• **Problem details**: Repeat every entry word for word, but leave the images out of your copy.

• **Stored data**:
>> start
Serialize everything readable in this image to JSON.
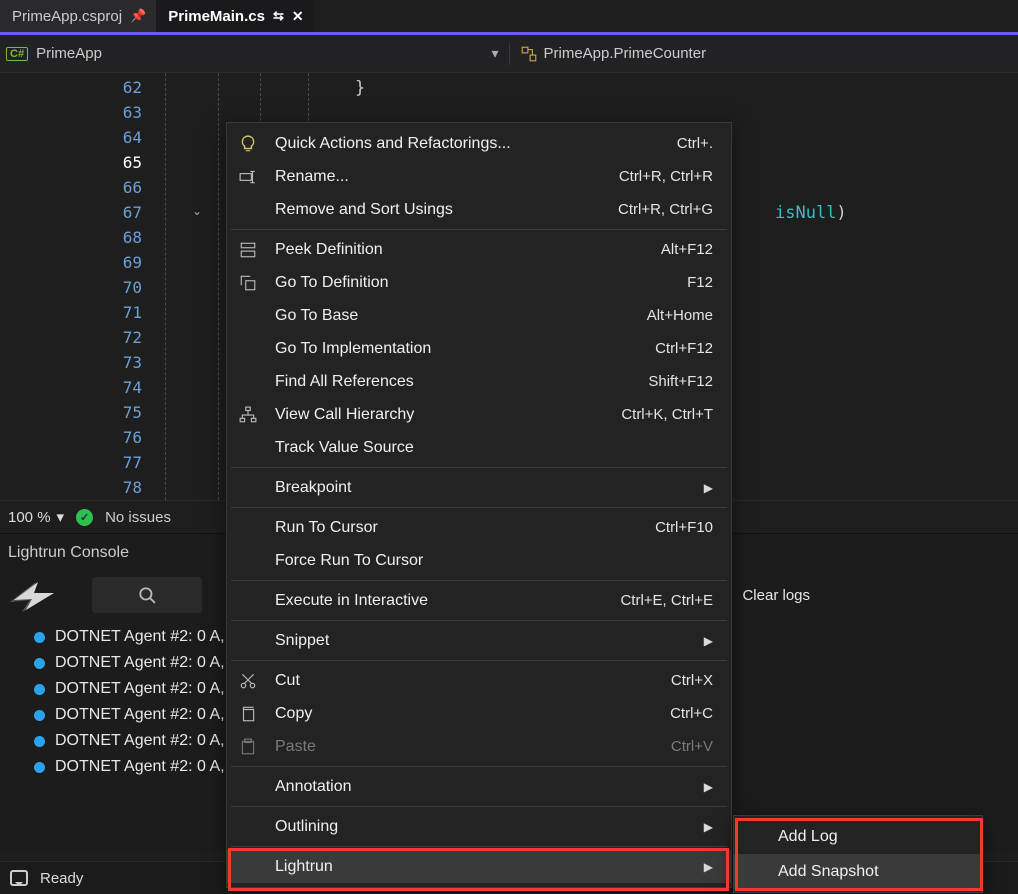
{
  "tabs": [
    {
      "filename": "PrimeApp.csproj",
      "active": false
    },
    {
      "filename": "PrimeMain.cs",
      "active": true
    }
  ],
  "navbar": {
    "left_text": "PrimeApp",
    "right_text": "PrimeApp.PrimeCounter"
  },
  "editor": {
    "line_numbers": [
      "62",
      "63",
      "64",
      "65",
      "66",
      "67",
      "68",
      "69",
      "70",
      "71",
      "72",
      "73",
      "74",
      "75",
      "76",
      "77",
      "78"
    ],
    "current_line": "65",
    "brace": "}",
    "visible_token": "isNull",
    "visible_token_paren": ")"
  },
  "editor_status": {
    "zoom": "100 %",
    "no_issues": "No issues"
  },
  "console": {
    "title": "Lightrun Console",
    "clear_label": "Clear logs",
    "rows": [
      "DOTNET Agent #2: 0",
      "DOTNET Agent #2: 0",
      "DOTNET Agent #2: 0",
      "DOTNET Agent #2: 0",
      "DOTNET Agent #2: 0",
      "DOTNET Agent #2: 0"
    ],
    "row_suffix_partial_first": "A, Invocation exception",
    "row_suffix_partial": "A, Invocation exception\""
  },
  "statusbar": {
    "ready": "Ready"
  },
  "context_menu": [
    {
      "type": "item",
      "icon": "bulb",
      "label": "Quick Actions and Refactorings...",
      "shortcut": "Ctrl+."
    },
    {
      "type": "item",
      "icon": "rename",
      "label": "Rename...",
      "shortcut": "Ctrl+R, Ctrl+R"
    },
    {
      "type": "item",
      "icon": "",
      "label": "Remove and Sort Usings",
      "shortcut": "Ctrl+R, Ctrl+G"
    },
    {
      "type": "sep"
    },
    {
      "type": "item",
      "icon": "peek",
      "label": "Peek Definition",
      "shortcut": "Alt+F12"
    },
    {
      "type": "item",
      "icon": "goto",
      "label": "Go To Definition",
      "shortcut": "F12"
    },
    {
      "type": "item",
      "icon": "",
      "label": "Go To Base",
      "shortcut": "Alt+Home"
    },
    {
      "type": "item",
      "icon": "",
      "label": "Go To Implementation",
      "shortcut": "Ctrl+F12"
    },
    {
      "type": "item",
      "icon": "",
      "label": "Find All References",
      "shortcut": "Shift+F12"
    },
    {
      "type": "item",
      "icon": "hier",
      "label": "View Call Hierarchy",
      "shortcut": "Ctrl+K, Ctrl+T"
    },
    {
      "type": "item",
      "icon": "",
      "label": "Track Value Source",
      "shortcut": ""
    },
    {
      "type": "sep"
    },
    {
      "type": "item",
      "icon": "",
      "label": "Breakpoint",
      "submenu": true
    },
    {
      "type": "sep"
    },
    {
      "type": "item",
      "icon": "",
      "label": "Run To Cursor",
      "shortcut": "Ctrl+F10"
    },
    {
      "type": "item",
      "icon": "",
      "label": "Force Run To Cursor",
      "shortcut": ""
    },
    {
      "type": "sep"
    },
    {
      "type": "item",
      "icon": "",
      "label": "Execute in Interactive",
      "shortcut": "Ctrl+E, Ctrl+E"
    },
    {
      "type": "sep"
    },
    {
      "type": "item",
      "icon": "",
      "label": "Snippet",
      "submenu": true
    },
    {
      "type": "sep"
    },
    {
      "type": "item",
      "icon": "cut",
      "label": "Cut",
      "shortcut": "Ctrl+X"
    },
    {
      "type": "item",
      "icon": "copy",
      "label": "Copy",
      "shortcut": "Ctrl+C"
    },
    {
      "type": "item",
      "icon": "paste",
      "label": "Paste",
      "shortcut": "Ctrl+V",
      "disabled": true
    },
    {
      "type": "sep"
    },
    {
      "type": "item",
      "icon": "",
      "label": "Annotation",
      "submenu": true
    },
    {
      "type": "sep"
    },
    {
      "type": "item",
      "icon": "",
      "label": "Outlining",
      "submenu": true
    },
    {
      "type": "sep"
    },
    {
      "type": "item",
      "icon": "",
      "label": "Lightrun",
      "submenu": true,
      "highlight": true
    }
  ],
  "submenu_lightrun": [
    {
      "label": "Add Log",
      "highlight": false
    },
    {
      "label": "Add Snapshot",
      "highlight": true
    }
  ]
}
>> end
• **Reply to the task**:
Serialize everything readable in this image to JSON.
{
  "tabs": [
    {
      "filename": "PrimeApp.csproj",
      "active": false
    },
    {
      "filename": "PrimeMain.cs",
      "active": true
    }
  ],
  "navbar": {
    "left_text": "PrimeApp",
    "right_text": "PrimeApp.PrimeCounter"
  },
  "editor": {
    "line_numbers": [
      "62",
      "63",
      "64",
      "65",
      "66",
      "67",
      "68",
      "69",
      "70",
      "71",
      "72",
      "73",
      "74",
      "75",
      "76",
      "77",
      "78"
    ],
    "current_line": "65",
    "brace": "}",
    "visible_token": "isNull",
    "visible_token_paren": ")"
  },
  "editor_status": {
    "zoom": "100 %",
    "no_issues": "No issues"
  },
  "console": {
    "title": "Lightrun Console",
    "clear_label": "Clear logs",
    "rows": [
      "DOTNET Agent #2: 0",
      "DOTNET Agent #2: 0",
      "DOTNET Agent #2: 0",
      "DOTNET Agent #2: 0",
      "DOTNET Agent #2: 0",
      "DOTNET Agent #2: 0"
    ],
    "row_suffix_partial_first": "A, Invocation exception",
    "row_suffix_partial": "A, Invocation exception\""
  },
  "statusbar": {
    "ready": "Ready"
  },
  "context_menu": [
    {
      "type": "item",
      "icon": "bulb",
      "label": "Quick Actions and Refactorings...",
      "shortcut": "Ctrl+."
    },
    {
      "type": "item",
      "icon": "rename",
      "label": "Rename...",
      "shortcut": "Ctrl+R, Ctrl+R"
    },
    {
      "type": "item",
      "icon": "",
      "label": "Remove and Sort Usings",
      "shortcut": "Ctrl+R, Ctrl+G"
    },
    {
      "type": "sep"
    },
    {
      "type": "item",
      "icon": "peek",
      "label": "Peek Definition",
      "shortcut": "Alt+F12"
    },
    {
      "type": "item",
      "icon": "goto",
      "label": "Go To Definition",
      "shortcut": "F12"
    },
    {
      "type": "item",
      "icon": "",
      "label": "Go To Base",
      "shortcut": "Alt+Home"
    },
    {
      "type": "item",
      "icon": "",
      "label": "Go To Implementation",
      "shortcut": "Ctrl+F12"
    },
    {
      "type": "item",
      "icon": "",
      "label": "Find All References",
      "shortcut": "Shift+F12"
    },
    {
      "type": "item",
      "icon": "hier",
      "label": "View Call Hierarchy",
      "shortcut": "Ctrl+K, Ctrl+T"
    },
    {
      "type": "item",
      "icon": "",
      "label": "Track Value Source",
      "shortcut": ""
    },
    {
      "type": "sep"
    },
    {
      "type": "item",
      "icon": "",
      "label": "Breakpoint",
      "submenu": true
    },
    {
      "type": "sep"
    },
    {
      "type": "item",
      "icon": "",
      "label": "Run To Cursor",
      "shortcut": "Ctrl+F10"
    },
    {
      "type": "item",
      "icon": "",
      "label": "Force Run To Cursor",
      "shortcut": ""
    },
    {
      "type": "sep"
    },
    {
      "type": "item",
      "icon": "",
      "label": "Execute in Interactive",
      "shortcut": "Ctrl+E, Ctrl+E"
    },
    {
      "type": "sep"
    },
    {
      "type": "item",
      "icon": "",
      "label": "Snippet",
      "submenu": true
    },
    {
      "type": "sep"
    },
    {
      "type": "item",
      "icon": "cut",
      "label": "Cut",
      "shortcut": "Ctrl+X"
    },
    {
      "type": "item",
      "icon": "copy",
      "label": "Copy",
      "shortcut": "Ctrl+C"
    },
    {
      "type": "item",
      "icon": "paste",
      "label": "Paste",
      "shortcut": "Ctrl+V",
      "disabled": true
    },
    {
      "type": "sep"
    },
    {
      "type": "item",
      "icon": "",
      "label": "Annotation",
      "submenu": true
    },
    {
      "type": "sep"
    },
    {
      "type": "item",
      "icon": "",
      "label": "Outlining",
      "submenu": true
    },
    {
      "type": "sep"
    },
    {
      "type": "item",
      "icon": "",
      "label": "Lightrun",
      "submenu": true,
      "highlight": true
    }
  ],
  "submenu_lightrun": [
    {
      "label": "Add Log",
      "highlight": false
    },
    {
      "label": "Add Snapshot",
      "highlight": true
    }
  ]
}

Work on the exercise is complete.